### Instruction
Every entry needs to be reproduced exactly.

::: Input material

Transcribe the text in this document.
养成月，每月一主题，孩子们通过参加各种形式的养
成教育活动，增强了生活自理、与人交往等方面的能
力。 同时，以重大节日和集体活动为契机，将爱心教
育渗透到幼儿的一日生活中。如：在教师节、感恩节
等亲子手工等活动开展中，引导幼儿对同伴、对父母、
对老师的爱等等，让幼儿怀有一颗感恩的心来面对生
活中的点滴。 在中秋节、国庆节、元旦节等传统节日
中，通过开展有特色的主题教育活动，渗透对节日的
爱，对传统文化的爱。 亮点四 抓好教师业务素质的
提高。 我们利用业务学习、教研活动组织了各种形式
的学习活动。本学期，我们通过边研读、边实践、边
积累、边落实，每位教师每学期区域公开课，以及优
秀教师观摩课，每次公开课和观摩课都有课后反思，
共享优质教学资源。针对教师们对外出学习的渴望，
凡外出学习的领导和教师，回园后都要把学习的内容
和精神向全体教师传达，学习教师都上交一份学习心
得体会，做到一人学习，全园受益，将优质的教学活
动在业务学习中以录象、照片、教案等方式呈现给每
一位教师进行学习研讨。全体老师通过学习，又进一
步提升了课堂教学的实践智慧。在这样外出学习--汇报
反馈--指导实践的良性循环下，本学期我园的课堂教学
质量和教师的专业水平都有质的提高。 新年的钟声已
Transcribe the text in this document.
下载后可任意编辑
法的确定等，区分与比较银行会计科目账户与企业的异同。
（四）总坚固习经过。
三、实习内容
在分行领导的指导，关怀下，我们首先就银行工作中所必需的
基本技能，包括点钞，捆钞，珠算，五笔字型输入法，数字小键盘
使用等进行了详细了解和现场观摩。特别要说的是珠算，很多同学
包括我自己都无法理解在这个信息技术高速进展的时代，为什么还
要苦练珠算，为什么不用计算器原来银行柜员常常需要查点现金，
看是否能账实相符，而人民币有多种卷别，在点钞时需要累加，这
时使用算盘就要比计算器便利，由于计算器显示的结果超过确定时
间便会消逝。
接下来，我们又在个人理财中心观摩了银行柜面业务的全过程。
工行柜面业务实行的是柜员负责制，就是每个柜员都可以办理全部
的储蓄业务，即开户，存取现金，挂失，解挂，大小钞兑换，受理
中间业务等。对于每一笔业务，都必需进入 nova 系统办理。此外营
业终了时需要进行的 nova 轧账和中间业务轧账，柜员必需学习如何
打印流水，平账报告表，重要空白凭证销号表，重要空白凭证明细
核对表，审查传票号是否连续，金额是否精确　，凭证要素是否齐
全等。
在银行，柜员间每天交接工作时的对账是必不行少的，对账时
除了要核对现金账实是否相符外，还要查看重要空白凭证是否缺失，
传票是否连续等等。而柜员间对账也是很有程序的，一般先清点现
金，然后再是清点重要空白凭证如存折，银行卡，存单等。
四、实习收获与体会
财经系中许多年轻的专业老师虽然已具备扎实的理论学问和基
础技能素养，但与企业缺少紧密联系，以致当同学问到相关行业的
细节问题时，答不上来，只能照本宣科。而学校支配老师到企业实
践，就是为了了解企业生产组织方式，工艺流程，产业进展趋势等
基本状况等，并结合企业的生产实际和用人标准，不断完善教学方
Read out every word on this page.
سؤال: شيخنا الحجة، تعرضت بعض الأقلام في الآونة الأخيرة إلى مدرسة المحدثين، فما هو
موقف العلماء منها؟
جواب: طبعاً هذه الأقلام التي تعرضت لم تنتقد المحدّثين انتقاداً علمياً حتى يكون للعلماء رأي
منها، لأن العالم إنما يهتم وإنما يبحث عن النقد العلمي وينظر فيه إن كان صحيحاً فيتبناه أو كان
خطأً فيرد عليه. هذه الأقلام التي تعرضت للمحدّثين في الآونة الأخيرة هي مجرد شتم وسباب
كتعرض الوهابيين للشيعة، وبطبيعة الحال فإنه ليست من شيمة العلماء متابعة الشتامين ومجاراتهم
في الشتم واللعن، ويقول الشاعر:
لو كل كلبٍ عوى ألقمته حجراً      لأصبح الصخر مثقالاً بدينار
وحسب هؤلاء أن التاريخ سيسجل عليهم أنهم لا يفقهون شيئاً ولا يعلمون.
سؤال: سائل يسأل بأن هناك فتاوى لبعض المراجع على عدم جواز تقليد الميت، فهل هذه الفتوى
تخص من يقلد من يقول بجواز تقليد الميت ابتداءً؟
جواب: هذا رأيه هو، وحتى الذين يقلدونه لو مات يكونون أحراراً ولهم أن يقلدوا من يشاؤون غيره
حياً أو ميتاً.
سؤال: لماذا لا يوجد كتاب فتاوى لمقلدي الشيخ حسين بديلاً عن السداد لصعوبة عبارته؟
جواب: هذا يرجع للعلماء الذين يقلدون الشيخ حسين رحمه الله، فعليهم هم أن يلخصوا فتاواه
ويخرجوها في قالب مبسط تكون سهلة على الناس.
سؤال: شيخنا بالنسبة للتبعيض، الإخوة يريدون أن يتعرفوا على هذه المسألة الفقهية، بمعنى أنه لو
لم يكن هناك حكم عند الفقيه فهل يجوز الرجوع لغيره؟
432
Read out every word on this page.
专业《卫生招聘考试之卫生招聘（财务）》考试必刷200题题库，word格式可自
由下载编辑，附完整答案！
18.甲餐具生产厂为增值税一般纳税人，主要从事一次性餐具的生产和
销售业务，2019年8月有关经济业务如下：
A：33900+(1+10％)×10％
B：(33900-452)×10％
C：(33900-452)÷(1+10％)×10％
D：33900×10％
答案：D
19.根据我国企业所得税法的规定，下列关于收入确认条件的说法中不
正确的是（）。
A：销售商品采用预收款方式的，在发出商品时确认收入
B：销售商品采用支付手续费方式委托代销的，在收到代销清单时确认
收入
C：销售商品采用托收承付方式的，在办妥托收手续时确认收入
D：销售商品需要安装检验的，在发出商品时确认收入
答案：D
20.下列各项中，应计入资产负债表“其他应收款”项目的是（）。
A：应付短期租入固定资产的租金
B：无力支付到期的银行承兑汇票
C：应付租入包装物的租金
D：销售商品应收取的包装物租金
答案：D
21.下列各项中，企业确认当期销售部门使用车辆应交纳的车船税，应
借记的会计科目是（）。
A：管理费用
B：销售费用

::::::

### Result below
Transcribe the text in this document.
养成月，每月一主题，孩子们通过参加各种形式的养
成教育活动，增强了生活自理、与人交往等方面的能
力。 同时，以重大节日和集体活动为契机，将爱心教
育渗透到幼儿的一日生活中。如：在教师节、感恩节
等亲子手工等活动开展中，引导幼儿对同伴、对父母、
对老师的爱等等，让幼儿怀有一颗感恩的心来面对生
活中的点滴。 在中秋节、国庆节、元旦节等传统节日
中，通过开展有特色的主题教育活动，渗透对节日的
爱，对传统文化的爱。 亮点四 抓好教师业务素质的
提高。 我们利用业务学习、教研活动组织了各种形式
的学习活动。本学期，我们通过边研读、边实践、边
积累、边落实，每位教师每学期区域公开课，以及优
秀教师观摩课，每次公开课和观摩课都有课后反思，
共享优质教学资源。针对教师们对外出学习的渴望，
凡外出学习的领导和教师，回园后都要把学习的内容
和精神向全体教师传达，学习教师都上交一份学习心
得体会，做到一人学习，全园受益，将优质的教学活
动在业务学习中以录象、照片、教案等方式呈现给每
一位教师进行学习研讨。全体老师通过学习，又进一
步提升了课堂教学的实践智慧。在这样外出学习--汇报
反馈--指导实践的良性循环下，本学期我园的课堂教学
质量和教师的专业水平都有质的提高。 新年的钟声已
Transcribe the text in this document.
下载后可任意编辑
法的确定等，区分与比较银行会计科目账户与企业的异同。
（四）总坚固习经过。
三、实习内容
在分行领导的指导，关怀下，我们首先就银行工作中所必需的
基本技能，包括点钞，捆钞，珠算，五笔字型输入法，数字小键盘
使用等进行了详细了解和现场观摩。特别要说的是珠算，很多同学
包括我自己都无法理解在这个信息技术高速进展的时代，为什么还
要苦练珠算，为什么不用计算器原来银行柜员常常需要查点现金，
看是否能账实相符，而人民币有多种卷别，在点钞时需要累加，这
时使用算盘就要比计算器便利，由于计算器显示的结果超过确定时
间便会消逝。
接下来，我们又在个人理财中心观摩了银行柜面业务的全过程。
工行柜面业务实行的是柜员负责制，就是每个柜员都可以办理全部
的储蓄业务，即开户，存取现金，挂失，解挂，大小钞兑换，受理
中间业务等。对于每一笔业务，都必需进入 nova 系统办理。此外营
业终了时需要进行的 nova 轧账和中间业务轧账，柜员必需学习如何
打印流水，平账报告表，重要空白凭证销号表，重要空白凭证明细
核对表，审查传票号是否连续，金额是否精确　，凭证要素是否齐
全等。
在银行，柜员间每天交接工作时的对账是必不行少的，对账时
除了要核对现金账实是否相符外，还要查看重要空白凭证是否缺失，
传票是否连续等等。而柜员间对账也是很有程序的，一般先清点现
金，然后再是清点重要空白凭证如存折，银行卡，存单等。
四、实习收获与体会
财经系中许多年轻的专业老师虽然已具备扎实的理论学问和基
础技能素养，但与企业缺少紧密联系，以致当同学问到相关行业的
细节问题时，答不上来，只能照本宣科。而学校支配老师到企业实
践，就是为了了解企业生产组织方式，工艺流程，产业进展趋势等
基本状况等，并结合企业的生产实际和用人标准，不断完善教学方
Read out every word on this page.
سؤال: شيخنا الحجة، تعرضت بعض الأقلام في الآونة الأخيرة إلى مدرسة المحدثين، فما هو
موقف العلماء منها؟
جواب: طبعاً هذه الأقلام التي تعرضت لم تنتقد المحدّثين انتقاداً علمياً حتى يكون للعلماء رأي
منها، لأن العالم إنما يهتم وإنما يبحث عن النقد العلمي وينظر فيه إن كان صحيحاً فيتبناه أو كان
خطأً فيرد عليه. هذه الأقلام التي تعرضت للمحدّثين في الآونة الأخيرة هي مجرد شتم وسباب
كتعرض الوهابيين للشيعة، وبطبيعة الحال فإنه ليست من شيمة العلماء متابعة الشتامين ومجاراتهم
في الشتم واللعن، ويقول الشاعر:
لو كل كلبٍ عوى ألقمته حجراً      لأصبح الصخر مثقالاً بدينار
وحسب هؤلاء أن التاريخ سيسجل عليهم أنهم لا يفقهون شيئاً ولا يعلمون.
سؤال: سائل يسأل بأن هناك فتاوى لبعض المراجع على عدم جواز تقليد الميت، فهل هذه الفتوى
تخص من يقلد من يقول بجواز تقليد الميت ابتداءً؟
جواب: هذا رأيه هو، وحتى الذين يقلدونه لو مات يكونون أحراراً ولهم أن يقلدوا من يشاؤون غيره
حياً أو ميتاً.
سؤال: لماذا لا يوجد كتاب فتاوى لمقلدي الشيخ حسين بديلاً عن السداد لصعوبة عبارته؟
جواب: هذا يرجع للعلماء الذين يقلدون الشيخ حسين رحمه الله، فعليهم هم أن يلخصوا فتاواه
ويخرجوها في قالب مبسط تكون سهلة على الناس.
سؤال: شيخنا بالنسبة للتبعيض، الإخوة يريدون أن يتعرفوا على هذه المسألة الفقهية، بمعنى أنه لو
لم يكن هناك حكم عند الفقيه فهل يجوز الرجوع لغيره؟
432
Read out every word on this page.
专业《卫生招聘考试之卫生招聘（财务）》考试必刷200题题库，word格式可自
由下载编辑，附完整答案！
18.甲餐具生产厂为增值税一般纳税人，主要从事一次性餐具的生产和
销售业务，2019年8月有关经济业务如下：
A：33900+(1+10％)×10％
B：(33900-452)×10％
C：(33900-452)÷(1+10％)×10％
D：33900×10％
答案：D
19.根据我国企业所得税法的规定，下列关于收入确认条件的说法中不
正确的是（）。
A：销售商品采用预收款方式的，在发出商品时确认收入
B：销售商品采用支付手续费方式委托代销的，在收到代销清单时确认
收入
C：销售商品采用托收承付方式的，在办妥托收手续时确认收入
D：销售商品需要安装检验的，在发出商品时确认收入
答案：D
20.下列各项中，应计入资产负债表“其他应收款”项目的是（）。
A：应付短期租入固定资产的租金
B：无力支付到期的银行承兑汇票
C：应付租入包装物的租金
D：销售商品应收取的包装物租金
答案：D
21.下列各项中，企业确认当期销售部门使用车辆应交纳的车船税，应
借记的会计科目是（）。
A：管理费用
B：销售费用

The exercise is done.